DIRECTIVE = Each line that includes the word "subtitle" counts once; give the total and nothing more.
** START OF DATA EXCERPTS **
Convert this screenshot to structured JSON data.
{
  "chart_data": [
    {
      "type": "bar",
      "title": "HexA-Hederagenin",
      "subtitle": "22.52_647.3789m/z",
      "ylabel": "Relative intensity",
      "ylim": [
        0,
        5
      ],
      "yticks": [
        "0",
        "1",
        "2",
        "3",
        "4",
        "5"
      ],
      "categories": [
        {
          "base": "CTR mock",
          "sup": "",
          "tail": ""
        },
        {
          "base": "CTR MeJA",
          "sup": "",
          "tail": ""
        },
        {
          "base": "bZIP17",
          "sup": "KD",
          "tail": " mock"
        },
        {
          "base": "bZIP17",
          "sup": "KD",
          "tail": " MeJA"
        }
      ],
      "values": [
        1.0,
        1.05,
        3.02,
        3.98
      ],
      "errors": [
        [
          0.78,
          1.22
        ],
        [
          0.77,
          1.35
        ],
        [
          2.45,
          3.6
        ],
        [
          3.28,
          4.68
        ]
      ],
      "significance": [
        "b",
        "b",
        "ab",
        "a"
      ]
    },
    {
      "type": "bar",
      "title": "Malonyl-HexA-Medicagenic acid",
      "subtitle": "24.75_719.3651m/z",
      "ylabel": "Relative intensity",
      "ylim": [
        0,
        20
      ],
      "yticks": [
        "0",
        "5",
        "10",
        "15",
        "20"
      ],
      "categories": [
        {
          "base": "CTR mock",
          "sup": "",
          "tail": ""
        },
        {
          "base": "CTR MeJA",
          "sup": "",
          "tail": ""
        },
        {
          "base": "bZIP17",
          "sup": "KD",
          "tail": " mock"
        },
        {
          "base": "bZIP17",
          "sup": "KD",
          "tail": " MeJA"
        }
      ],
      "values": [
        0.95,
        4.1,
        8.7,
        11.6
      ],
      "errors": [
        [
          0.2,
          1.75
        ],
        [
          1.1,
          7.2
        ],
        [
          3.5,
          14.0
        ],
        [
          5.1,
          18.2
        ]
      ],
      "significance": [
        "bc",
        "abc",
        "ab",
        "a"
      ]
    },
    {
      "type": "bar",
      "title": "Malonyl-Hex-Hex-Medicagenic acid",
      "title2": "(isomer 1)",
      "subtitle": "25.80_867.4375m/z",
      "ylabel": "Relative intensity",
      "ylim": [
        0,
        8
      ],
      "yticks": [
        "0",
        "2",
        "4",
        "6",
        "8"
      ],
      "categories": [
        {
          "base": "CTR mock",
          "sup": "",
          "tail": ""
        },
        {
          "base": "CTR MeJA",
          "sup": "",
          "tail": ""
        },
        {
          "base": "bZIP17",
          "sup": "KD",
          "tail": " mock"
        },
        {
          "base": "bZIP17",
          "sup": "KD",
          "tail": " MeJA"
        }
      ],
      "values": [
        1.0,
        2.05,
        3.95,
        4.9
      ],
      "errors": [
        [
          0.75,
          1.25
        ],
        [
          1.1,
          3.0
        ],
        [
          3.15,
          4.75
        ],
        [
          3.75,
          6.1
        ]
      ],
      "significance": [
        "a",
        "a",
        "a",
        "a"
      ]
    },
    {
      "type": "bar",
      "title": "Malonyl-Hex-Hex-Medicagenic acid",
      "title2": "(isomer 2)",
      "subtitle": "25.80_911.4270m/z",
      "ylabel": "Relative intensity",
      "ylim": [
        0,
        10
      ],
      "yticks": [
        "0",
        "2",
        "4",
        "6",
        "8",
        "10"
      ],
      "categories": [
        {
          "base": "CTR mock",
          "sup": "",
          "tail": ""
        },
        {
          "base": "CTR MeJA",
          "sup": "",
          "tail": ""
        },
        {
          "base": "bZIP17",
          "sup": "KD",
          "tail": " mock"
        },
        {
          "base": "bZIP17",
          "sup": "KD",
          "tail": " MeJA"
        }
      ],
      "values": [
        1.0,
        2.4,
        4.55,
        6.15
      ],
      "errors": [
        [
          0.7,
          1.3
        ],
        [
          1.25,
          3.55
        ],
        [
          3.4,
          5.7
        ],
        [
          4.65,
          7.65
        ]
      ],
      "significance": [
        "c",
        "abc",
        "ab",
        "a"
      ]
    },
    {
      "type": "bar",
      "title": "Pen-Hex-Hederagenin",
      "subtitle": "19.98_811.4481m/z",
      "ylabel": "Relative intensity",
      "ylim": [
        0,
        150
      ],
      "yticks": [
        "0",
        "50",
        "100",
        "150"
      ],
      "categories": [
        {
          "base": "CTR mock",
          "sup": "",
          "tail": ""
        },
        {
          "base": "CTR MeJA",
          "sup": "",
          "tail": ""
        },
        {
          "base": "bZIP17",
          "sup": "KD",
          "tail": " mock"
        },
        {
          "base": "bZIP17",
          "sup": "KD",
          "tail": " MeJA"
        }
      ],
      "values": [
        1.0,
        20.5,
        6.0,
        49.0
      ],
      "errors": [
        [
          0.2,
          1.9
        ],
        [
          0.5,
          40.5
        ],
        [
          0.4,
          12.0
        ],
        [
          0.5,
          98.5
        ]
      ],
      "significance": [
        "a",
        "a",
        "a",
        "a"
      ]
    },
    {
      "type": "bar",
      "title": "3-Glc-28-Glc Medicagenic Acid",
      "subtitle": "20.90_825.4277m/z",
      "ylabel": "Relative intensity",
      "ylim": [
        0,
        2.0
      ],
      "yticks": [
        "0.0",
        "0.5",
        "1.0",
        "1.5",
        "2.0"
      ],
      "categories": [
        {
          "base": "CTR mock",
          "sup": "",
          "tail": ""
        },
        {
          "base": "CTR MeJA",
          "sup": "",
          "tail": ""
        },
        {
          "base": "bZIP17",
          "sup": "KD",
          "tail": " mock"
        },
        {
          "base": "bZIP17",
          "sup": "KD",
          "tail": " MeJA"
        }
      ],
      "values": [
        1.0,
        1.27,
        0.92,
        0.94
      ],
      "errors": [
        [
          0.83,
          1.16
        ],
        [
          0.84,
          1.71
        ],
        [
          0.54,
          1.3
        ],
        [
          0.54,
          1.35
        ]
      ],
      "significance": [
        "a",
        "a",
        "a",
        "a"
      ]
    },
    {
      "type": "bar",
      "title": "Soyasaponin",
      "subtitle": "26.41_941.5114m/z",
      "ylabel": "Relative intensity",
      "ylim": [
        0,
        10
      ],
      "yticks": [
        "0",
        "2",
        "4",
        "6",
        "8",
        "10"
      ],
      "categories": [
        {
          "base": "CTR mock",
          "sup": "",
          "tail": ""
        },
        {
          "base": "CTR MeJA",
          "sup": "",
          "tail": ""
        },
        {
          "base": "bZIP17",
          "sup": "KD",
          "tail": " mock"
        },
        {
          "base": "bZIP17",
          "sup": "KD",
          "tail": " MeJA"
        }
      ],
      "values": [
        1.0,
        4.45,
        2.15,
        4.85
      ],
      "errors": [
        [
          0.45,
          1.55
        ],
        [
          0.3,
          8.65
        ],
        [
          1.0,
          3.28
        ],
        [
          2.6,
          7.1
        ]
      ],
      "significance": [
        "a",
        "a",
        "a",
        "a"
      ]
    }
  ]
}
** END OF DATA EXCERPTS **
REPLY = 7